Short problem.
Are you able to quote each entry exactly as written?

Dataset excerpts:

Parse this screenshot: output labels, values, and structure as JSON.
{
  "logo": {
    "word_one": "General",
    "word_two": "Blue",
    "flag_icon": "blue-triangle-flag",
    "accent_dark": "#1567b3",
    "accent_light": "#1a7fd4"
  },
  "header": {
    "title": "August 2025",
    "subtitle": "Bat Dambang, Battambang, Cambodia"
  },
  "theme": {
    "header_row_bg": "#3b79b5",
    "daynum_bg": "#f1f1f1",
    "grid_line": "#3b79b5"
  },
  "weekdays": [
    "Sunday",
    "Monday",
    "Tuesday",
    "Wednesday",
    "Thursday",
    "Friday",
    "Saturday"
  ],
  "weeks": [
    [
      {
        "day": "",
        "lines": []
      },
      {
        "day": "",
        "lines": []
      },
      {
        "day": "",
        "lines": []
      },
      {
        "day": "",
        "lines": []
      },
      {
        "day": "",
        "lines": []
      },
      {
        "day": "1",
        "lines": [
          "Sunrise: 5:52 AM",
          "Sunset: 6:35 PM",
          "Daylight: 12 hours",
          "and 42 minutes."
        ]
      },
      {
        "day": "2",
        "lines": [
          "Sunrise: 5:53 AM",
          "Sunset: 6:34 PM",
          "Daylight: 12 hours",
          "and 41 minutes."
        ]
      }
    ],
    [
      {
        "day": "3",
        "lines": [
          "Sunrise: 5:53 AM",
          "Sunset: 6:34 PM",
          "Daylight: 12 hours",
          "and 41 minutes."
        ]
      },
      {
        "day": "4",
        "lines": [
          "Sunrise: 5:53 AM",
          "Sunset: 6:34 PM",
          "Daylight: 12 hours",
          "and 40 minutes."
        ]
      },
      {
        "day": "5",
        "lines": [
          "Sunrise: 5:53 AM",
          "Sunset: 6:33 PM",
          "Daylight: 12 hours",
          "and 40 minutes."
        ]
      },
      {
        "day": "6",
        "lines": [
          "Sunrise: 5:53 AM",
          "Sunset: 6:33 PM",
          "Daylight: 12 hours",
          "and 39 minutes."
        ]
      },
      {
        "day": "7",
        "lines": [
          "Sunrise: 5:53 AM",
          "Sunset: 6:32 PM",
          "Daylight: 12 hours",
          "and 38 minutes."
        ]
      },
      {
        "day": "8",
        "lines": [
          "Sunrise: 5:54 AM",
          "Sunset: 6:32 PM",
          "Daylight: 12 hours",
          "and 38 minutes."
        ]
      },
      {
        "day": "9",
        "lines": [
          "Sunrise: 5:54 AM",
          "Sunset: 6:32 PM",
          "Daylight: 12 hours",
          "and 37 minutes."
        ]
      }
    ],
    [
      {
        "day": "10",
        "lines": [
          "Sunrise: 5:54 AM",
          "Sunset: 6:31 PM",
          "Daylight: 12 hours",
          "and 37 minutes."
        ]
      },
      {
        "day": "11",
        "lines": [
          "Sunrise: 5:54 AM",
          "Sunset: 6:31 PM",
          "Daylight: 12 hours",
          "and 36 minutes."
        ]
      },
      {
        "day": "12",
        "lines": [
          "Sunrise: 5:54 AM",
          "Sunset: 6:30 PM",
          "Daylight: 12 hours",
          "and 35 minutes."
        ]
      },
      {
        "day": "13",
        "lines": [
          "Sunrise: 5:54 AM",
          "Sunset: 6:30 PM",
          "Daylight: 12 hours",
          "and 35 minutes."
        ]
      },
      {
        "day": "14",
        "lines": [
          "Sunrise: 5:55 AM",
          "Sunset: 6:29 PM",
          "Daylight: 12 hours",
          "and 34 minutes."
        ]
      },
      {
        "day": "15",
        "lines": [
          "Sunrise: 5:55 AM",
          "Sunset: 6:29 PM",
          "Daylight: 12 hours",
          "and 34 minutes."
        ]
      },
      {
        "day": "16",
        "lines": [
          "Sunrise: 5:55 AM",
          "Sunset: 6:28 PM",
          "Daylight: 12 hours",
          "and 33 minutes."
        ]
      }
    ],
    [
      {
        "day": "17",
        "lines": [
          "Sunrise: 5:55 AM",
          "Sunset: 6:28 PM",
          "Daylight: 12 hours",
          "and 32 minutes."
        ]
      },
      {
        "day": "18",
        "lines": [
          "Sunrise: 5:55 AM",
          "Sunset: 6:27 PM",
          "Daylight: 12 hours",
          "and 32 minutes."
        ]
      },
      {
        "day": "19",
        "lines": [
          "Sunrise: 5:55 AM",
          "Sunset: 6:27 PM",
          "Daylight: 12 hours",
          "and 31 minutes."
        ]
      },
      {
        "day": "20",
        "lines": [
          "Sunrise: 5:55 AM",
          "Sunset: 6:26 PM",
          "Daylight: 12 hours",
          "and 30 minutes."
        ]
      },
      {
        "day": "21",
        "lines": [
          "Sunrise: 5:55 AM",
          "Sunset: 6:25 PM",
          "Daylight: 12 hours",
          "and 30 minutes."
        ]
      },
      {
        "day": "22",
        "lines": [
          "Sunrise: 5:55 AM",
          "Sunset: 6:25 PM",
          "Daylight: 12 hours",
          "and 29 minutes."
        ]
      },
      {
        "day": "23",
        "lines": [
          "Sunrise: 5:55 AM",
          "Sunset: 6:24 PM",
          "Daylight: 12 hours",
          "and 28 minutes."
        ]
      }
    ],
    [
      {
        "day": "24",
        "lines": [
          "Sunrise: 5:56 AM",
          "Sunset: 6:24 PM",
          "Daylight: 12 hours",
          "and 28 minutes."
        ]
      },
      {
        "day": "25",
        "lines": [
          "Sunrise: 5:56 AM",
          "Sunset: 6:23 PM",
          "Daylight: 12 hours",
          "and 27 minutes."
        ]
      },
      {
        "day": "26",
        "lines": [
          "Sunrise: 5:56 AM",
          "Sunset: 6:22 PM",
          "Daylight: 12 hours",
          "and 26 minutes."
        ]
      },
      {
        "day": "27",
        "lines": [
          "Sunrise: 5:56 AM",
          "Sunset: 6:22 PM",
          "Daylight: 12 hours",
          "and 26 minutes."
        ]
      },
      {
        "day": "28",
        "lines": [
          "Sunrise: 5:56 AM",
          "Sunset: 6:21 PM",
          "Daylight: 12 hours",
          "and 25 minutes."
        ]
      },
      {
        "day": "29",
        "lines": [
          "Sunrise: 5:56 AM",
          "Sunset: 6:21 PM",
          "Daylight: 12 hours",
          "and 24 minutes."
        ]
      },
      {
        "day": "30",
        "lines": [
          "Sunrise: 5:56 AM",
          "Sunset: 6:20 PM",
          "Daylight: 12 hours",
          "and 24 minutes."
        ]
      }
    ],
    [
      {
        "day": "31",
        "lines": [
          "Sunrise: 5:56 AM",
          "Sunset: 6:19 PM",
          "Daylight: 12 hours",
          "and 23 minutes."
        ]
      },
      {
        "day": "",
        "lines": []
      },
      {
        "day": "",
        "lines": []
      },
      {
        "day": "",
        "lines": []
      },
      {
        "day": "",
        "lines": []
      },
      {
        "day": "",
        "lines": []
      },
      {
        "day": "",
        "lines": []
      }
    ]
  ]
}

The solution.
Parse this screenshot: output labels, values, and structure as JSON.
{
  "logo": {
    "word_one": "General",
    "word_two": "Blue",
    "flag_icon": "blue-triangle-flag",
    "accent_dark": "#1567b3",
    "accent_light": "#1a7fd4"
  },
  "header": {
    "title": "August 2025",
    "subtitle": "Bat Dambang, Battambang, Cambodia"
  },
  "theme": {
    "header_row_bg": "#3b79b5",
    "daynum_bg": "#f1f1f1",
    "grid_line": "#3b79b5"
  },
  "weekdays": [
    "Sunday",
    "Monday",
    "Tuesday",
    "Wednesday",
    "Thursday",
    "Friday",
    "Saturday"
  ],
  "weeks": [
    [
      {
        "day": "",
        "lines": []
      },
      {
        "day": "",
        "lines": []
      },
      {
        "day": "",
        "lines": []
      },
      {
        "day": "",
        "lines": []
      },
      {
        "day": "",
        "lines": []
      },
      {
        "day": "1",
        "lines": [
          "Sunrise: 5:52 AM",
          "Sunset: 6:35 PM",
          "Daylight: 12 hours",
          "and 42 minutes."
        ]
      },
      {
        "day": "2",
        "lines": [
          "Sunrise: 5:53 AM",
          "Sunset: 6:34 PM",
          "Daylight: 12 hours",
          "and 41 minutes."
        ]
      }
    ],
    [
      {
        "day": "3",
        "lines": [
          "Sunrise: 5:53 AM",
          "Sunset: 6:34 PM",
          "Daylight: 12 hours",
          "and 41 minutes."
        ]
      },
      {
        "day": "4",
        "lines": [
          "Sunrise: 5:53 AM",
          "Sunset: 6:34 PM",
          "Daylight: 12 hours",
          "and 40 minutes."
        ]
      },
      {
        "day": "5",
        "lines": [
          "Sunrise: 5:53 AM",
          "Sunset: 6:33 PM",
          "Daylight: 12 hours",
          "and 40 minutes."
        ]
      },
      {
        "day": "6",
        "lines": [
          "Sunrise: 5:53 AM",
          "Sunset: 6:33 PM",
          "Daylight: 12 hours",
          "and 39 minutes."
        ]
      },
      {
        "day": "7",
        "lines": [
          "Sunrise: 5:53 AM",
          "Sunset: 6:32 PM",
          "Daylight: 12 hours",
          "and 38 minutes."
        ]
      },
      {
        "day": "8",
        "lines": [
          "Sunrise: 5:54 AM",
          "Sunset: 6:32 PM",
          "Daylight: 12 hours",
          "and 38 minutes."
        ]
      },
      {
        "day": "9",
        "lines": [
          "Sunrise: 5:54 AM",
          "Sunset: 6:32 PM",
          "Daylight: 12 hours",
          "and 37 minutes."
        ]
      }
    ],
    [
      {
        "day": "10",
        "lines": [
          "Sunrise: 5:54 AM",
          "Sunset: 6:31 PM",
          "Daylight: 12 hours",
          "and 37 minutes."
        ]
      },
      {
        "day": "11",
        "lines": [
          "Sunrise: 5:54 AM",
          "Sunset: 6:31 PM",
          "Daylight: 12 hours",
          "and 36 minutes."
        ]
      },
      {
        "day": "12",
        "lines": [
          "Sunrise: 5:54 AM",
          "Sunset: 6:30 PM",
          "Daylight: 12 hours",
          "and 35 minutes."
        ]
      },
      {
        "day": "13",
        "lines": [
          "Sunrise: 5:54 AM",
          "Sunset: 6:30 PM",
          "Daylight: 12 hours",
          "and 35 minutes."
        ]
      },
      {
        "day": "14",
        "lines": [
          "Sunrise: 5:55 AM",
          "Sunset: 6:29 PM",
          "Daylight: 12 hours",
          "and 34 minutes."
        ]
      },
      {
        "day": "15",
        "lines": [
          "Sunrise: 5:55 AM",
          "Sunset: 6:29 PM",
          "Daylight: 12 hours",
          "and 34 minutes."
        ]
      },
      {
        "day": "16",
        "lines": [
          "Sunrise: 5:55 AM",
          "Sunset: 6:28 PM",
          "Daylight: 12 hours",
          "and 33 minutes."
        ]
      }
    ],
    [
      {
        "day": "17",
        "lines": [
          "Sunrise: 5:55 AM",
          "Sunset: 6:28 PM",
          "Daylight: 12 hours",
          "and 32 minutes."
        ]
      },
      {
        "day": "18",
        "lines": [
          "Sunrise: 5:55 AM",
          "Sunset: 6:27 PM",
          "Daylight: 12 hours",
          "and 32 minutes."
        ]
      },
      {
        "day": "19",
        "lines": [
          "Sunrise: 5:55 AM",
          "Sunset: 6:27 PM",
          "Daylight: 12 hours",
          "and 31 minutes."
        ]
      },
      {
        "day": "20",
        "lines": [
          "Sunrise: 5:55 AM",
          "Sunset: 6:26 PM",
          "Daylight: 12 hours",
          "and 30 minutes."
        ]
      },
      {
        "day": "21",
        "lines": [
          "Sunrise: 5:55 AM",
          "Sunset: 6:25 PM",
          "Daylight: 12 hours",
          "and 30 minutes."
        ]
      },
      {
        "day": "22",
        "lines": [
          "Sunrise: 5:55 AM",
          "Sunset: 6:25 PM",
          "Daylight: 12 hours",
          "and 29 minutes."
        ]
      },
      {
        "day": "23",
        "lines": [
          "Sunrise: 5:55 AM",
          "Sunset: 6:24 PM",
          "Daylight: 12 hours",
          "and 28 minutes."
        ]
      }
    ],
    [
      {
        "day": "24",
        "lines": [
          "Sunrise: 5:56 AM",
          "Sunset: 6:24 PM",
          "Daylight: 12 hours",
          "and 28 minutes."
        ]
      },
      {
        "day": "25",
        "lines": [
          "Sunrise: 5:56 AM",
          "Sunset: 6:23 PM",
          "Daylight: 12 hours",
          "and 27 minutes."
        ]
      },
      {
        "day": "26",
        "lines": [
          "Sunrise: 5:56 AM",
          "Sunset: 6:22 PM",
          "Daylight: 12 hours",
          "and 26 minutes."
        ]
      },
      {
        "day": "27",
        "lines": [
          "Sunrise: 5:56 AM",
          "Sunset: 6:22 PM",
          "Daylight: 12 hours",
          "and 26 minutes."
        ]
      },
      {
        "day": "28",
        "lines": [
          "Sunrise: 5:56 AM",
          "Sunset: 6:21 PM",
          "Daylight: 12 hours",
          "and 25 minutes."
        ]
      },
      {
        "day": "29",
        "lines": [
          "Sunrise: 5:56 AM",
          "Sunset: 6:21 PM",
          "Daylight: 12 hours",
          "and 24 minutes."
        ]
      },
      {
        "day": "30",
        "lines": [
          "Sunrise: 5:56 AM",
          "Sunset: 6:20 PM",
          "Daylight: 12 hours",
          "and 24 minutes."
        ]
      }
    ],
    [
      {
        "day": "31",
        "lines": [
          "Sunrise: 5:56 AM",
          "Sunset: 6:19 PM",
          "Daylight: 12 hours",
          "and 23 minutes."
        ]
      },
      {
        "day": "",
        "lines": []
      },
      {
        "day": "",
        "lines": []
      },
      {
        "day": "",
        "lines": []
      },
      {
        "day": "",
        "lines": []
      },
      {
        "day": "",
        "lines": []
      },
      {
        "day": "",
        "lines": []
      }
    ]
  ]
}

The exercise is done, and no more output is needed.